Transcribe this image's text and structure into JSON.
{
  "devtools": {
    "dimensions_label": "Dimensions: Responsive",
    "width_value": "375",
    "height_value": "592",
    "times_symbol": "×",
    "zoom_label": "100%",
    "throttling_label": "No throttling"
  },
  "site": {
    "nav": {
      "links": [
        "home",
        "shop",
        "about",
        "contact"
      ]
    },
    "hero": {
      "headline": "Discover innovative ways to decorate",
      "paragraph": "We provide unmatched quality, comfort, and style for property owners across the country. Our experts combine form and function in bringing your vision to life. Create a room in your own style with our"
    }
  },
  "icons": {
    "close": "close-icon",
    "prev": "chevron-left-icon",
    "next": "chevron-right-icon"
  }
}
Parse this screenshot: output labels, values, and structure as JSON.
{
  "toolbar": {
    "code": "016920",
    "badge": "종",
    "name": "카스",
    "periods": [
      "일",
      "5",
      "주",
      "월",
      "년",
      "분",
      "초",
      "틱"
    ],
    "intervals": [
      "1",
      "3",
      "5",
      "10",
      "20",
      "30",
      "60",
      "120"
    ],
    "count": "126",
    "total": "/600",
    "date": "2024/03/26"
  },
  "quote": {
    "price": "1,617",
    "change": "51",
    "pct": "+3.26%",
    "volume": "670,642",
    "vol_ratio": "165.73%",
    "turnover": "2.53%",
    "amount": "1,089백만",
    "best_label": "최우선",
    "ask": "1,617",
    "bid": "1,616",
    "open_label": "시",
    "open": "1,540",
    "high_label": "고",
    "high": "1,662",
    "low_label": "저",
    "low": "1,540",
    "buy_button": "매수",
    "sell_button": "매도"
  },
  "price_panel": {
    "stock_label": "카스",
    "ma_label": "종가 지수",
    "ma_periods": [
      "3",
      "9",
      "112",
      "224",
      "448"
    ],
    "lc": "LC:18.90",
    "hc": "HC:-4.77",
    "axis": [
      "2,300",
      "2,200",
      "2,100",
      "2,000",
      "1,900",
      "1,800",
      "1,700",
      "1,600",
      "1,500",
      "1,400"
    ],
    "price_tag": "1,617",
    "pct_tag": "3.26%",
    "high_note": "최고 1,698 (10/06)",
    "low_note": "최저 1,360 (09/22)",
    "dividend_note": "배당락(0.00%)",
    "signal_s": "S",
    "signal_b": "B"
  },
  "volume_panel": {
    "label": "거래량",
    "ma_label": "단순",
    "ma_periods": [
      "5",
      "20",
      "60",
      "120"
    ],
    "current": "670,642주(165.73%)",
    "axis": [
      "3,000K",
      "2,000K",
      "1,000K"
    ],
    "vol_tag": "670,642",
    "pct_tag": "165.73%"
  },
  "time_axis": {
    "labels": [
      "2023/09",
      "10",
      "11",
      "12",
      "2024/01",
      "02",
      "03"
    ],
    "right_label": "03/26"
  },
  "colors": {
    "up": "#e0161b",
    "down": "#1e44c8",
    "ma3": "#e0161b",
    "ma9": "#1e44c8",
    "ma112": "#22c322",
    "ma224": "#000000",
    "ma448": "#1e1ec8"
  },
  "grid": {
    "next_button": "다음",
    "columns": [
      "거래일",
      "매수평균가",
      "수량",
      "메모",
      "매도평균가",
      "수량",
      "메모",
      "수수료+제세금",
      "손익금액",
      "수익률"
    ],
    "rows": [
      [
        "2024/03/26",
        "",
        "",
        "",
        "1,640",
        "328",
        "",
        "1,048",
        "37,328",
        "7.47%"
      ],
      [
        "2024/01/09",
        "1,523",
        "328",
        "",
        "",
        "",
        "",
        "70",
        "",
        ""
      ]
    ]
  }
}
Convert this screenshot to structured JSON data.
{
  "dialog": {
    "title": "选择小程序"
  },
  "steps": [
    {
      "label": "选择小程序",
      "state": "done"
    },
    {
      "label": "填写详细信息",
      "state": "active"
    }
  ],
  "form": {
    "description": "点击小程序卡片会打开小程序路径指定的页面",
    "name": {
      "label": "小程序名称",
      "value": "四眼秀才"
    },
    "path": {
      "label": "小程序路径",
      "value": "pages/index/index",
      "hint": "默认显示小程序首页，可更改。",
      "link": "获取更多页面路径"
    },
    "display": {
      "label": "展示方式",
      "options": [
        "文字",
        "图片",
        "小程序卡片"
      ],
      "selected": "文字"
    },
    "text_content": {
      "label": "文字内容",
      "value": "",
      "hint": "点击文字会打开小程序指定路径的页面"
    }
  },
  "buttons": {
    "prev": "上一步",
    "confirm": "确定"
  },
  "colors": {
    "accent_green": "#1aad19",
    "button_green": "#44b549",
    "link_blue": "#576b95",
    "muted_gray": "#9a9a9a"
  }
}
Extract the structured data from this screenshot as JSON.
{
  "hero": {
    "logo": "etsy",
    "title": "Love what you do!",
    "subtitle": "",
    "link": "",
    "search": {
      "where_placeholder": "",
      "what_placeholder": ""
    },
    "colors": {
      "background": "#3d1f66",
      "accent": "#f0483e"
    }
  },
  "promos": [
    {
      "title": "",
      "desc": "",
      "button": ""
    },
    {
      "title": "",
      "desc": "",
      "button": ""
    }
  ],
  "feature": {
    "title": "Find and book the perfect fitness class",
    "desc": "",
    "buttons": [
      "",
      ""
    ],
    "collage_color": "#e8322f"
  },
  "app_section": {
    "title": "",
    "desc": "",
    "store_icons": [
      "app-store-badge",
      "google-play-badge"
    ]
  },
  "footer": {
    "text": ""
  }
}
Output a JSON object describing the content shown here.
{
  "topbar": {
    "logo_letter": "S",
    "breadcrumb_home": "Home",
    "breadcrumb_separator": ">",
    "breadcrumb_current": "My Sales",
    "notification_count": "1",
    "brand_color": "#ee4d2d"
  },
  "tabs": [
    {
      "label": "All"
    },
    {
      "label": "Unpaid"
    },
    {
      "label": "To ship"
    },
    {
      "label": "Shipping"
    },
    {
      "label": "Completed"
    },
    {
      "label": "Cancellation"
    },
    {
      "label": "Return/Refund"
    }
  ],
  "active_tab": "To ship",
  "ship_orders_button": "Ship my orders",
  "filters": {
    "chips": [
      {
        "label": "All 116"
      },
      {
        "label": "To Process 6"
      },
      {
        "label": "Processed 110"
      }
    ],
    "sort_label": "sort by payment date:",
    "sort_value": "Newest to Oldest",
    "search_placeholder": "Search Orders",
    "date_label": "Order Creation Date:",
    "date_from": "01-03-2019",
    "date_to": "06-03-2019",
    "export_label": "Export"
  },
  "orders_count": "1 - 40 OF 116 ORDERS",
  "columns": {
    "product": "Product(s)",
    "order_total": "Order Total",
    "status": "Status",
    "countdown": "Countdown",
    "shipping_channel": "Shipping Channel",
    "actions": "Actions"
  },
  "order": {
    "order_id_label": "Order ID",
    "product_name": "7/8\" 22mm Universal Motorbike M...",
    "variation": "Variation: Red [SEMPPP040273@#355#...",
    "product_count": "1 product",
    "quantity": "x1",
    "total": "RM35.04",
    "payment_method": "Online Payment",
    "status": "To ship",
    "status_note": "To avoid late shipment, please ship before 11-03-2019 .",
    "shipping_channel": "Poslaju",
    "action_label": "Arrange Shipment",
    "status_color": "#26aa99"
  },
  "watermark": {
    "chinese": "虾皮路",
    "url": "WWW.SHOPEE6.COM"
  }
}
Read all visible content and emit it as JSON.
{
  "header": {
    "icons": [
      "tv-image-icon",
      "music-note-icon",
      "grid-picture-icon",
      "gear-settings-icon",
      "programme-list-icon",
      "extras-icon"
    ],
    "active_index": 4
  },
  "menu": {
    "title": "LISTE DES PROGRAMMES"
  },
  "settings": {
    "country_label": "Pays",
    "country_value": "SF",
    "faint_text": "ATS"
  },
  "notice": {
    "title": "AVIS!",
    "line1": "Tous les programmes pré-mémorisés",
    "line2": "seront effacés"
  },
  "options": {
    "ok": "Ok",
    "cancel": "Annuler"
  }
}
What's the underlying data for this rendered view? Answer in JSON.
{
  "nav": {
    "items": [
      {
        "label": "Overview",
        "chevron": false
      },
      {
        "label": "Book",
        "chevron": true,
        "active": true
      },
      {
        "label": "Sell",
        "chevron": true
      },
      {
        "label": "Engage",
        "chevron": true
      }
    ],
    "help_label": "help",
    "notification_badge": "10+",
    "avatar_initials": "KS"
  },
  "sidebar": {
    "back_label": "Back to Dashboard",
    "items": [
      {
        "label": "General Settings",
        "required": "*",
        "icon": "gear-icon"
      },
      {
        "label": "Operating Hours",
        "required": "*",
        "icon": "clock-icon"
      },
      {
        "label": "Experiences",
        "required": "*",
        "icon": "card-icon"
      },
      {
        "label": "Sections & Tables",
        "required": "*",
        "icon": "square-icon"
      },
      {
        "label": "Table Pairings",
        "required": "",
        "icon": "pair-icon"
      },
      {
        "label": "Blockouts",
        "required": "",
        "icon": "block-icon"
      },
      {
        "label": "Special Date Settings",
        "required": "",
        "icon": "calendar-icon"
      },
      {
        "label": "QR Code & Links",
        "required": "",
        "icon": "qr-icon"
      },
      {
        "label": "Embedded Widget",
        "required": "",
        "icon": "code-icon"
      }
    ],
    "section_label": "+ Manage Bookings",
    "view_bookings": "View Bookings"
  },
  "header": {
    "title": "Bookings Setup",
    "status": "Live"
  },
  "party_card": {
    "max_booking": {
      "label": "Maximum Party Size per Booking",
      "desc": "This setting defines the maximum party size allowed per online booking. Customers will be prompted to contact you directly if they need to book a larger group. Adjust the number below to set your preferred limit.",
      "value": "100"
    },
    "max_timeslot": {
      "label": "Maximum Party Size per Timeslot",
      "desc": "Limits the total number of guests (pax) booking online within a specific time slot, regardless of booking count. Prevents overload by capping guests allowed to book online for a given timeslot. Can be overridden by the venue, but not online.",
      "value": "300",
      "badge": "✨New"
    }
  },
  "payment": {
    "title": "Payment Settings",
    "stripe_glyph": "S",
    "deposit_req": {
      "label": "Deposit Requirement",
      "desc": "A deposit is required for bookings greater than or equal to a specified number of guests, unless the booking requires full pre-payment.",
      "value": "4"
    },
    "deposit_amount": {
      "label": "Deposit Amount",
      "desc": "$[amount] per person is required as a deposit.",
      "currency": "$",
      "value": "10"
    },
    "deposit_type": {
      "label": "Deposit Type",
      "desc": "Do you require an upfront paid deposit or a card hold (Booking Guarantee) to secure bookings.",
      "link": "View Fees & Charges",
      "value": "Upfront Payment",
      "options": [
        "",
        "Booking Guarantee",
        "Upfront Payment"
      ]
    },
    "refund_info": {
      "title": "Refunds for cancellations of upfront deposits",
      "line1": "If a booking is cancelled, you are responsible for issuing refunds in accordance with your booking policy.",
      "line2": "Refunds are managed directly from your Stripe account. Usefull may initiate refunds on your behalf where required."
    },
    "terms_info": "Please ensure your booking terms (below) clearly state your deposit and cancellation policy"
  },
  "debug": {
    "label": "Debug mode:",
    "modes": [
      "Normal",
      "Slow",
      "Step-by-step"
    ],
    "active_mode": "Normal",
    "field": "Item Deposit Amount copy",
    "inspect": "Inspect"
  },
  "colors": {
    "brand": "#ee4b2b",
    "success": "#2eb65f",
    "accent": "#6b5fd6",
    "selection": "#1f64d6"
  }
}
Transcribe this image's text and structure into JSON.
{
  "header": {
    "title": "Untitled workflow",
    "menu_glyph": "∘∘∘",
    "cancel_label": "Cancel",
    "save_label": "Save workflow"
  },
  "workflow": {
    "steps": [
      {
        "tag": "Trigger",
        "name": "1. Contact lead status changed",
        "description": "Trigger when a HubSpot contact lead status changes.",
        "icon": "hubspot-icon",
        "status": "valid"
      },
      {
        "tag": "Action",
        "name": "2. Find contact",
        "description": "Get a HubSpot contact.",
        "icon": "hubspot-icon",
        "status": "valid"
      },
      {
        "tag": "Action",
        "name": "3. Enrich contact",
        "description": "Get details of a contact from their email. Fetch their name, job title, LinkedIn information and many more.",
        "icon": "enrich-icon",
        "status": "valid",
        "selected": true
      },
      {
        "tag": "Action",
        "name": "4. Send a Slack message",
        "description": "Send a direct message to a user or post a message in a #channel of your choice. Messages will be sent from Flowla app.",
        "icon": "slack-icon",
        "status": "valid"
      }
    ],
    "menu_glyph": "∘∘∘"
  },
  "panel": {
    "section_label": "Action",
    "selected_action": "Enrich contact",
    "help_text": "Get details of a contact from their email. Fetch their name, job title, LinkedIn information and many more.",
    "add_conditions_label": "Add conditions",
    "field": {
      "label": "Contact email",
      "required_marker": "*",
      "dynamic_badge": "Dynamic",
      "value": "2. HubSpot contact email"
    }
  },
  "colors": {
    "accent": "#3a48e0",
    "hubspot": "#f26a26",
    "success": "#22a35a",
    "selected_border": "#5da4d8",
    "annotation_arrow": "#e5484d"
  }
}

==========

Lines of the listing that contain the word "data" are to be counted; report only their number.

RESPONSE TO THE EXERCISE
3